[Data excerpts]
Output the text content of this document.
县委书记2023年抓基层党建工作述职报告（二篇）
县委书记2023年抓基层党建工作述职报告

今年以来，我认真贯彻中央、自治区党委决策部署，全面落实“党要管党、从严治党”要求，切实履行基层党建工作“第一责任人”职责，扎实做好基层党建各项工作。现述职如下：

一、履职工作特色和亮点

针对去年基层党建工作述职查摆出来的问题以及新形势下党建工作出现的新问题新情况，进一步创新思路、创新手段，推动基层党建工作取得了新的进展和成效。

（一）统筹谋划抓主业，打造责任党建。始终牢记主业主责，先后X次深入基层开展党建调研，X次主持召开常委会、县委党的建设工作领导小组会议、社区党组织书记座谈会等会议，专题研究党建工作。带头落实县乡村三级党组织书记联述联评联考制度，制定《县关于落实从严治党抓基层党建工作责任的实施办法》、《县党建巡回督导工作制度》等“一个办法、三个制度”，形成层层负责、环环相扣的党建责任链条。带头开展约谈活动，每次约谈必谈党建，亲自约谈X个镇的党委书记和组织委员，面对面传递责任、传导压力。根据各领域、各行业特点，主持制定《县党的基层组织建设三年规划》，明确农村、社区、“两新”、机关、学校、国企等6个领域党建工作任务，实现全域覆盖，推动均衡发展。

Your instructions:
Copy the records above exactly.

Answer:
Output the text content of this document.
县委书记2023年抓基层党建工作述职报告（二篇）
县委书记2023年抓基层党建工作述职报告

今年以来，我认真贯彻中央、自治区党委决策部署，全面落实“党要管党、从严治党”要求，切实履行基层党建工作“第一责任人”职责，扎实做好基层党建各项工作。现述职如下：

一、履职工作特色和亮点

针对去年基层党建工作述职查摆出来的问题以及新形势下党建工作出现的新问题新情况，进一步创新思路、创新手段，推动基层党建工作取得了新的进展和成效。

（一）统筹谋划抓主业，打造责任党建。始终牢记主业主责，先后X次深入基层开展党建调研，X次主持召开常委会、县委党的建设工作领导小组会议、社区党组织书记座谈会等会议，专题研究党建工作。带头落实县乡村三级党组织书记联述联评联考制度，制定《县关于落实从严治党抓基层党建工作责任的实施办法》、《县党建巡回督导工作制度》等“一个办法、三个制度”，形成层层负责、环环相扣的党建责任链条。带头开展约谈活动，每次约谈必谈党建，亲自约谈X个镇的党委书记和组织委员，面对面传递责任、传导压力。根据各领域、各行业特点，主持制定《县党的基层组织建设三年规划》，明确农村、社区、“两新”、机关、学校、国企等6个领域党建工作任务，实现全域覆盖，推动均衡发展。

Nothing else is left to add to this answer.